**What you have to do**
Say how many lines below hold the word "screenshot"; give the number by itself.
#### Extracted material ####
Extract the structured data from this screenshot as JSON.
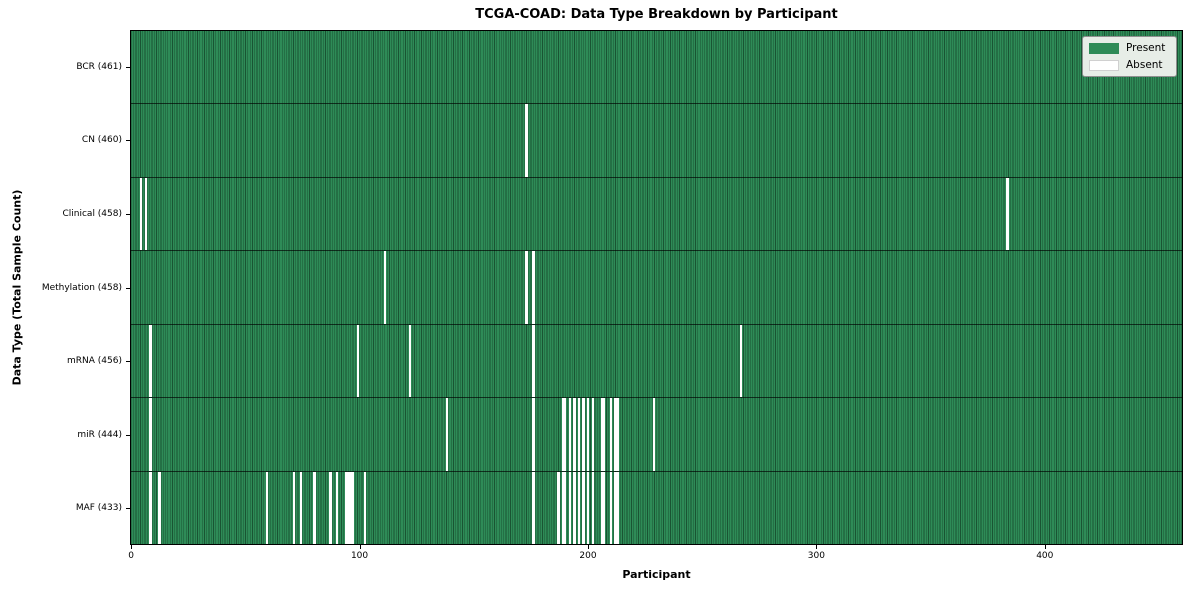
{
  "title": "TCGA-COAD: Data Type Breakdown by Participant",
  "xlabel": "Participant",
  "ylabel": "Data Type (Total Sample Count)",
  "legend": {
    "present_label": "Present",
    "absent_label": "Absent",
    "background": "#e7ede7",
    "border_color": "#8f8f8f"
  },
  "colors": {
    "present": "#2e8b57",
    "absent": "#ffffff",
    "bar_edge": "rgba(8,38,22,0.55)",
    "row_divider": "rgba(0,0,0,0.65)",
    "axis": "#000000"
  },
  "chart_data": {
    "type": "heatmap",
    "title": "TCGA-COAD: Data Type Breakdown by Participant",
    "xlabel": "Participant",
    "ylabel": "Data Type (Total Sample Count)",
    "legend_entries": [
      "Present",
      "Absent"
    ],
    "legend_position": "upper right",
    "x_ticks": [
      0,
      100,
      200,
      300,
      400
    ],
    "total_participants": 461,
    "rows": [
      {
        "name": "BCR",
        "label": "BCR (461)",
        "present_count": 461,
        "absent_participants": []
      },
      {
        "name": "CN",
        "label": "CN (460)",
        "present_count": 460,
        "absent_participants": [
          173
        ]
      },
      {
        "name": "Clinical",
        "label": "Clinical (458)",
        "present_count": 458,
        "absent_participants": [
          4,
          6,
          384
        ]
      },
      {
        "name": "Methylation",
        "label": "Methylation (458)",
        "present_count": 458,
        "absent_participants": [
          111,
          173,
          176
        ]
      },
      {
        "name": "mRNA",
        "label": "mRNA (456)",
        "present_count": 456,
        "absent_participants": [
          8,
          99,
          122,
          176,
          267
        ]
      },
      {
        "name": "miR",
        "label": "miR (444)",
        "present_count": 444,
        "absent_participants": [
          8,
          138,
          176,
          189,
          190,
          192,
          194,
          196,
          198,
          200,
          202,
          206,
          207,
          210,
          212,
          213,
          229
        ]
      },
      {
        "name": "MAF",
        "label": "MAF (433)",
        "present_count": 433,
        "absent_participants": [
          8,
          12,
          59,
          71,
          74,
          80,
          87,
          90,
          94,
          95,
          96,
          97,
          102,
          176,
          187,
          189,
          190,
          192,
          194,
          196,
          198,
          200,
          202,
          206,
          207,
          210,
          212,
          213
        ]
      }
    ]
  }
}
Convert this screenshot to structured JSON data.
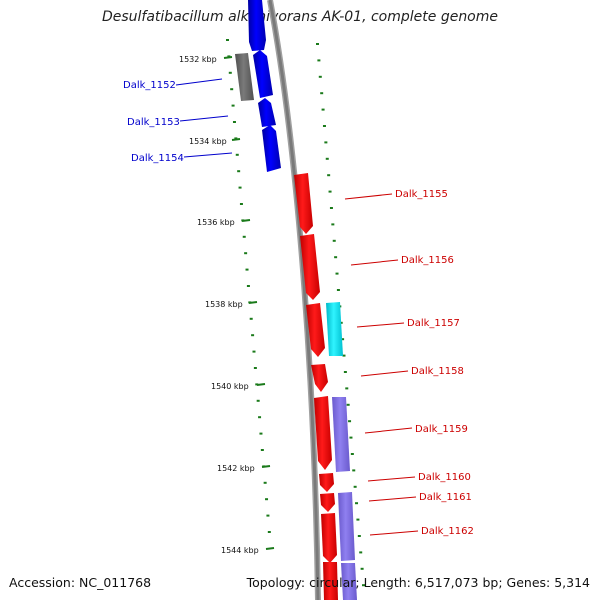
{
  "title": "Desulfatibacillum alkenivorans AK-01, complete genome",
  "footer": {
    "accession": "Accession: NC_011768",
    "topology": "Topology: circular; Length: 6,517,073 bp; Genes: 5,314"
  },
  "colors": {
    "forward_gene": "#0000ff",
    "reverse_gene": "#ff0000",
    "gray_gene": "#707070",
    "cyan_gene": "#00e6f0",
    "purple_gene": "#7b68ee",
    "backbone": "#808080",
    "tick": "#1a7a1a"
  },
  "kbp_ticks": [
    "1532 kbp",
    "1534 kbp",
    "1536 kbp",
    "1538 kbp",
    "1540 kbp",
    "1542 kbp",
    "1544 kbp"
  ],
  "genes_left": [
    {
      "label": "Dalk_1152",
      "color": "#0000cc"
    },
    {
      "label": "Dalk_1153",
      "color": "#0000cc"
    },
    {
      "label": "Dalk_1154",
      "color": "#0000cc"
    }
  ],
  "genes_right": [
    {
      "label": "Dalk_1155",
      "color": "#cc0000"
    },
    {
      "label": "Dalk_1156",
      "color": "#cc0000"
    },
    {
      "label": "Dalk_1157",
      "color": "#cc0000"
    },
    {
      "label": "Dalk_1158",
      "color": "#cc0000"
    },
    {
      "label": "Dalk_1159",
      "color": "#cc0000"
    },
    {
      "label": "Dalk_1160",
      "color": "#cc0000"
    },
    {
      "label": "Dalk_1161",
      "color": "#cc0000"
    },
    {
      "label": "Dalk_1162",
      "color": "#cc0000"
    }
  ]
}
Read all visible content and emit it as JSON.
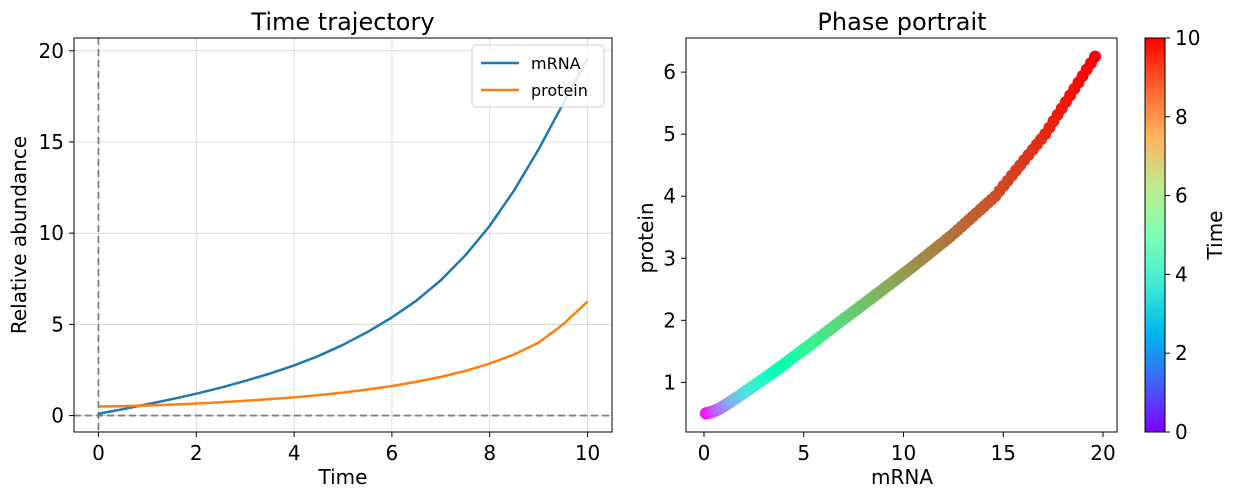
{
  "chart_data": [
    {
      "type": "line",
      "title": "Time trajectory",
      "xlabel": "Time",
      "ylabel": "Relative abundance",
      "xlim": [
        -0.5,
        10.5
      ],
      "ylim": [
        -0.9,
        20.7
      ],
      "xticks": [
        0,
        2,
        4,
        6,
        8,
        10
      ],
      "yticks": [
        0,
        5,
        10,
        15,
        20
      ],
      "grid": true,
      "legend": "top-right",
      "reference_lines": {
        "x": 0,
        "y": 0,
        "style": "dashed",
        "color": "#808080"
      },
      "x": [
        0,
        0.5,
        1,
        1.5,
        2,
        2.5,
        3,
        3.5,
        4,
        4.5,
        5,
        5.5,
        6,
        6.5,
        7,
        7.5,
        8,
        8.5,
        9,
        9.5,
        10
      ],
      "series": [
        {
          "name": "mRNA",
          "color": "#1f77b4",
          "values": [
            0.1,
            0.35,
            0.62,
            0.9,
            1.2,
            1.53,
            1.9,
            2.3,
            2.75,
            3.27,
            3.88,
            4.58,
            5.38,
            6.3,
            7.42,
            8.78,
            10.4,
            12.35,
            14.6,
            17.1,
            19.6
          ]
        },
        {
          "name": "protein",
          "color": "#ff7f0e",
          "values": [
            0.5,
            0.52,
            0.55,
            0.6,
            0.66,
            0.73,
            0.81,
            0.9,
            1.0,
            1.12,
            1.26,
            1.43,
            1.62,
            1.85,
            2.12,
            2.45,
            2.85,
            3.35,
            4.0,
            5.0,
            6.25
          ]
        }
      ]
    },
    {
      "type": "scatter",
      "title": "Phase portrait",
      "xlabel": "mRNA",
      "ylabel": "protein",
      "xlim": [
        -0.9,
        20.7
      ],
      "ylim": [
        0.2,
        6.55
      ],
      "xticks": [
        0,
        5,
        10,
        15,
        20
      ],
      "yticks": [
        1,
        2,
        3,
        4,
        5,
        6
      ],
      "grid": false,
      "colorbar": {
        "label": "Time",
        "range": [
          0,
          10
        ],
        "ticks": [
          0,
          2,
          4,
          6,
          8,
          10
        ],
        "colormap": "rainbow"
      },
      "x": [
        0.1,
        0.35,
        0.62,
        0.9,
        1.2,
        1.53,
        1.9,
        2.3,
        2.75,
        3.27,
        3.88,
        4.58,
        5.38,
        6.3,
        7.42,
        8.78,
        10.4,
        12.35,
        14.6,
        17.1,
        19.6
      ],
      "y": [
        0.5,
        0.52,
        0.55,
        0.6,
        0.66,
        0.73,
        0.81,
        0.9,
        1.0,
        1.12,
        1.26,
        1.43,
        1.62,
        1.85,
        2.12,
        2.45,
        2.85,
        3.35,
        4.0,
        5.0,
        6.25
      ],
      "time": [
        0,
        0.5,
        1,
        1.5,
        2,
        2.5,
        3,
        3.5,
        4,
        4.5,
        5,
        5.5,
        6,
        6.5,
        7,
        7.5,
        8,
        8.5,
        9,
        9.5,
        10
      ]
    }
  ]
}
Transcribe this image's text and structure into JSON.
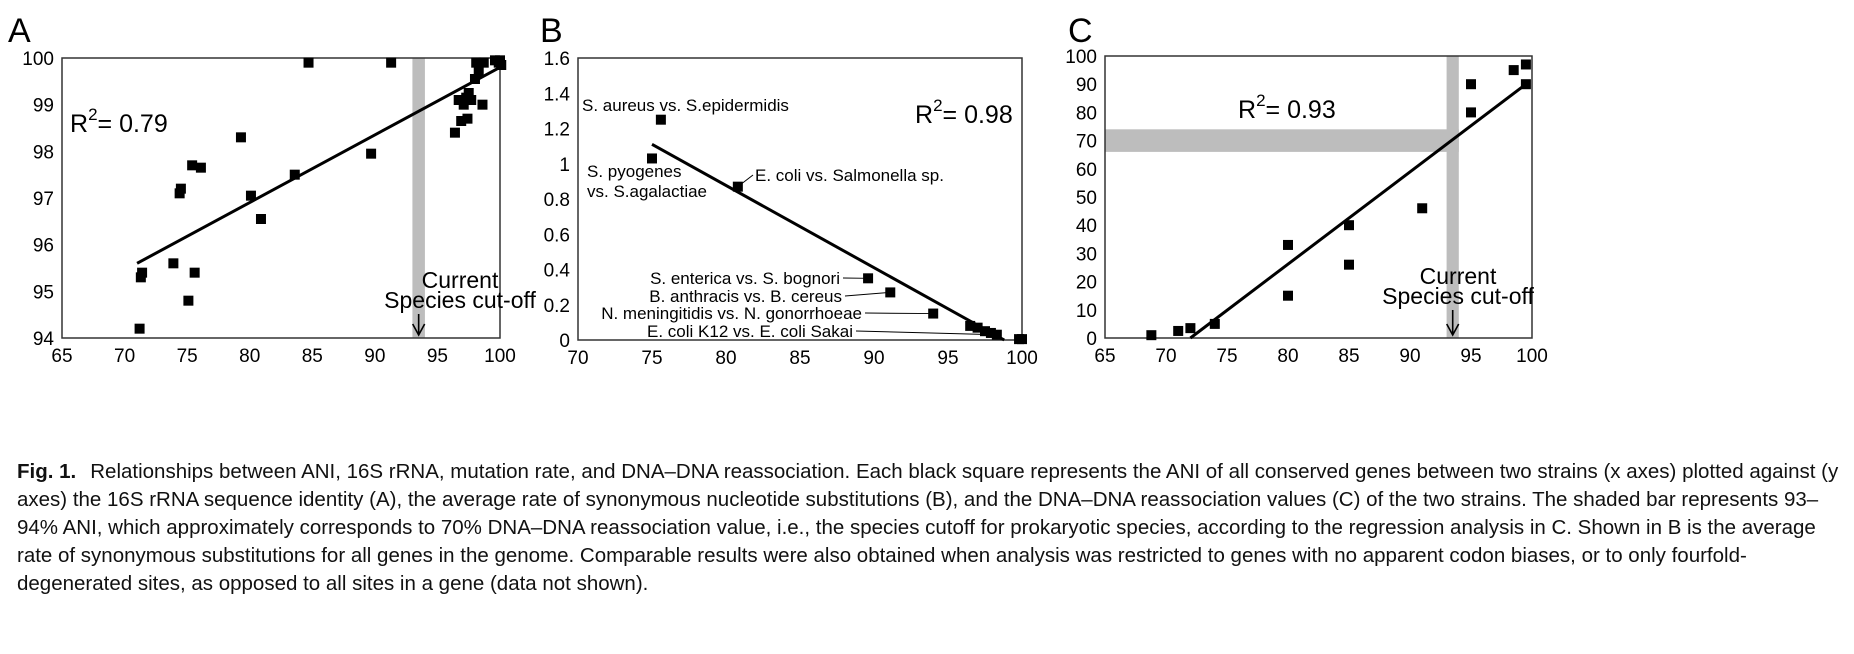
{
  "figure": {
    "caption_label": "Fig. 1.",
    "caption_text": "Relationships between ANI, 16S rRNA, mutation rate, and DNA–DNA reassociation. Each black square represents the ANI of all conserved genes between two strains (x axes) plotted against (y axes) the 16S rRNA sequence identity (A), the average rate of synonymous nucleotide substitutions (B), and the DNA–DNA reassociation values (C) of the two strains. The shaded bar represents 93–94% ANI, which approximately corresponds to 70% DNA–DNA reassociation value, i.e., the species cutoff for prokaryotic species, according to the regression analysis in C. Shown in B is the average rate of synonymous substitutions for all genes in the genome. Comparable results were also obtained when analysis was restricted to genes with no apparent codon biases, or to only fourfold-degenerated sites, as opposed to all sites in a gene (data not shown)."
  },
  "colors": {
    "points": "#000000",
    "line": "#000000",
    "shade": "#bdbdbd",
    "frame": "#333333"
  },
  "chart_data": [
    {
      "panel": "A",
      "type": "scatter",
      "xlim": [
        65,
        100
      ],
      "ylim": [
        94,
        100
      ],
      "xticks": [
        "65",
        "70",
        "75",
        "80",
        "85",
        "90",
        "95",
        "100"
      ],
      "yticks": [
        "94",
        "95",
        "96",
        "97",
        "98",
        "99",
        "100"
      ],
      "r2_label": "R",
      "r2_sup": "2",
      "r2_value": "= 0.79",
      "regression": [
        [
          71,
          95.6
        ],
        [
          100,
          99.8
        ]
      ],
      "shaded_x": [
        93,
        94
      ],
      "cutoff_line1": "Current",
      "cutoff_line2": "Species cut-off",
      "points": [
        [
          71.2,
          94.2
        ],
        [
          71.3,
          95.3
        ],
        [
          71.4,
          95.4
        ],
        [
          73.9,
          95.6
        ],
        [
          74.4,
          97.1
        ],
        [
          74.5,
          97.2
        ],
        [
          75.1,
          94.8
        ],
        [
          75.4,
          97.7
        ],
        [
          75.6,
          95.4
        ],
        [
          76.1,
          97.65
        ],
        [
          79.3,
          98.3
        ],
        [
          80.1,
          97.05
        ],
        [
          80.9,
          96.55
        ],
        [
          83.6,
          97.5
        ],
        [
          84.7,
          99.9
        ],
        [
          89.7,
          97.95
        ],
        [
          91.3,
          99.9
        ],
        [
          96.4,
          98.4
        ],
        [
          96.7,
          99.1
        ],
        [
          96.9,
          98.65
        ],
        [
          97.1,
          99.0
        ],
        [
          97.3,
          99.15
        ],
        [
          97.4,
          98.7
        ],
        [
          97.5,
          99.25
        ],
        [
          97.7,
          99.1
        ],
        [
          98.0,
          99.55
        ],
        [
          98.1,
          99.9
        ],
        [
          98.3,
          99.7
        ],
        [
          98.6,
          99.0
        ],
        [
          98.7,
          99.9
        ],
        [
          99.6,
          99.95
        ],
        [
          99.9,
          99.9
        ],
        [
          100.0,
          99.95
        ],
        [
          100.1,
          99.85
        ]
      ]
    },
    {
      "panel": "B",
      "type": "scatter",
      "xlim": [
        70,
        100
      ],
      "ylim": [
        0,
        1.6
      ],
      "xticks": [
        "70",
        "75",
        "80",
        "85",
        "90",
        "95",
        "100"
      ],
      "yticks": [
        "0",
        "0.2",
        "0.4",
        "0.6",
        "0.8",
        "1",
        "1.2",
        "1.4",
        "1.6"
      ],
      "r2_label": "R",
      "r2_sup": "2",
      "r2_value": "= 0.98",
      "regression": [
        [
          75,
          1.11
        ],
        [
          98.8,
          0.0
        ]
      ],
      "points": [
        [
          75.0,
          1.03
        ],
        [
          75.6,
          1.25
        ],
        [
          80.8,
          0.87
        ],
        [
          89.6,
          0.35
        ],
        [
          91.1,
          0.27
        ],
        [
          94.0,
          0.15
        ],
        [
          96.5,
          0.08
        ],
        [
          97.0,
          0.07
        ],
        [
          97.5,
          0.05
        ],
        [
          97.9,
          0.04
        ],
        [
          98.3,
          0.03
        ],
        [
          99.8,
          0.005
        ],
        [
          100.0,
          0.005
        ]
      ],
      "annotations": [
        {
          "lines": [
            "S. aureus vs. S.epidermidis"
          ],
          "x": 75.6,
          "y": 1.25,
          "leader": false
        },
        {
          "lines": [
            "S. pyogenes",
            "vs. S.agalactiae"
          ],
          "x": 75.0,
          "y": 1.03,
          "leader": false
        },
        {
          "lines": [
            "E. coli vs. Salmonella sp."
          ],
          "x": 80.8,
          "y": 0.87,
          "leader": true
        },
        {
          "lines": [
            "S. enterica vs. S. bognori"
          ],
          "x": 89.6,
          "y": 0.35,
          "leader": true
        },
        {
          "lines": [
            "B. anthracis vs. B. cereus"
          ],
          "x": 91.1,
          "y": 0.27,
          "leader": true
        },
        {
          "lines": [
            "N. meningitidis vs. N. gonorrhoeae"
          ],
          "x": 94.0,
          "y": 0.15,
          "leader": true
        },
        {
          "lines": [
            "E. coli K12 vs. E. coli Sakai"
          ],
          "x": 98.3,
          "y": 0.03,
          "leader": true
        }
      ]
    },
    {
      "panel": "C",
      "type": "scatter",
      "xlim": [
        65,
        100
      ],
      "ylim": [
        0,
        100
      ],
      "xticks": [
        "65",
        "70",
        "75",
        "80",
        "85",
        "90",
        "95",
        "100"
      ],
      "yticks": [
        "0",
        "10",
        "20",
        "30",
        "40",
        "50",
        "60",
        "70",
        "80",
        "90",
        "100"
      ],
      "r2_label": "R",
      "r2_sup": "2",
      "r2_value": "= 0.93",
      "regression": [
        [
          72,
          0
        ],
        [
          99.5,
          90
        ]
      ],
      "shaded_x": [
        93,
        94
      ],
      "shaded_y": [
        66,
        74
      ],
      "cutoff_line1": "Current",
      "cutoff_line2": "Species cut-off",
      "points": [
        [
          68.8,
          1
        ],
        [
          71.0,
          2.5
        ],
        [
          72.0,
          3.5
        ],
        [
          74.0,
          5
        ],
        [
          80.0,
          15
        ],
        [
          80.0,
          33
        ],
        [
          85.0,
          26
        ],
        [
          85.0,
          40
        ],
        [
          91.0,
          46
        ],
        [
          95.0,
          80
        ],
        [
          95.0,
          90
        ],
        [
          98.5,
          95
        ],
        [
          99.5,
          90
        ],
        [
          99.5,
          97
        ]
      ]
    }
  ]
}
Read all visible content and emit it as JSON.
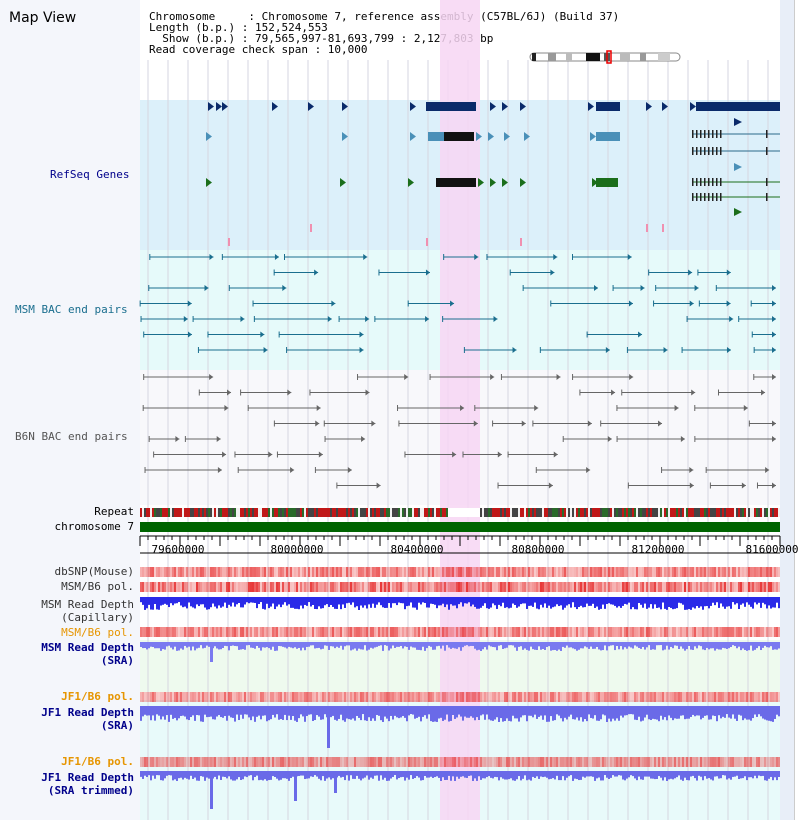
{
  "page": {
    "title": "Map View"
  },
  "header": {
    "lines": [
      {
        "key": "Chromosome",
        "value": "Chromosome 7, reference assembly (C57BL/6J) (Build 37)"
      },
      {
        "key": "Length (b.p.)",
        "value": "152,524,553"
      },
      {
        "key": "Show (b.p.)",
        "value": "79,565,997-81,693,799 : 2,127,803 bp"
      },
      {
        "key": "Read coverage check span",
        "value": "10,000"
      }
    ],
    "text": [
      "Chromosome     : Chromosome 7, reference assembly (C57BL/6J) (Build 37)",
      "Length (b.p.) : 152,524,553",
      "  Show (b.p.) : 79,565,997-81,693,799 : 2,127,803 bp",
      "Read coverage check span : 10,000"
    ]
  },
  "tracks": {
    "refseq": {
      "label": "RefSeq Genes",
      "color": "#00008b"
    },
    "msm_bac": {
      "label": "MSM BAC end pairs",
      "color": "#1a6e8e"
    },
    "b6n_bac": {
      "label": "B6N BAC end pairs",
      "color": "#555555"
    },
    "repeat": {
      "label": "Repeat",
      "color": "#000000"
    },
    "chromosome": {
      "label": "chromosome 7",
      "color": "#000000",
      "bar_color": "#006400"
    },
    "dbsnp": {
      "label": "dbSNP(Mouse)",
      "color": "#333333"
    },
    "msm_b6_pol_1": {
      "label": "MSM/B6 pol.",
      "color": "#333333"
    },
    "msm_read_depth_cap": {
      "label_lines": [
        "MSM Read Depth",
        "(Capillary)"
      ],
      "color": "#333333"
    },
    "msm_b6_pol_2": {
      "label": "MSM/B6 pol.",
      "color": "#e69500"
    },
    "msm_read_depth_sra": {
      "label_lines": [
        "MSM Read Depth",
        "(SRA)"
      ],
      "color": "#00008b"
    },
    "jf1_b6_pol_1": {
      "label": "JF1/B6 pol.",
      "color": "#e69500"
    },
    "jf1_read_depth_sra": {
      "label_lines": [
        "JF1 Read Depth",
        "(SRA)"
      ],
      "color": "#00008b"
    },
    "jf1_b6_pol_2": {
      "label": "JF1/B6 pol.",
      "color": "#e69500"
    },
    "jf1_read_depth_trim": {
      "label_lines": [
        "JF1 Read Depth",
        "(SRA trimmed)"
      ],
      "color": "#00008b"
    }
  },
  "ruler": {
    "ticks": [
      "79600000",
      "80000000",
      "80400000",
      "80800000",
      "81200000",
      "81600000"
    ]
  },
  "colors": {
    "highlight": "#f7d6f3",
    "refseq_bg": "#dcf0fa",
    "bac_bg": "#e6fafa",
    "lower_bg": "#e8fafa"
  }
}
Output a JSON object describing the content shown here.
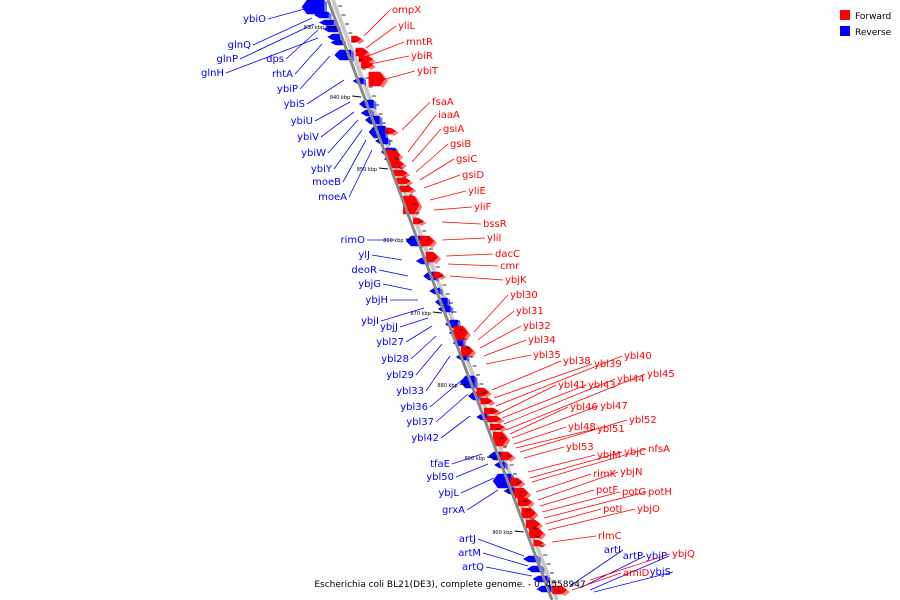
####
**Solution below**
2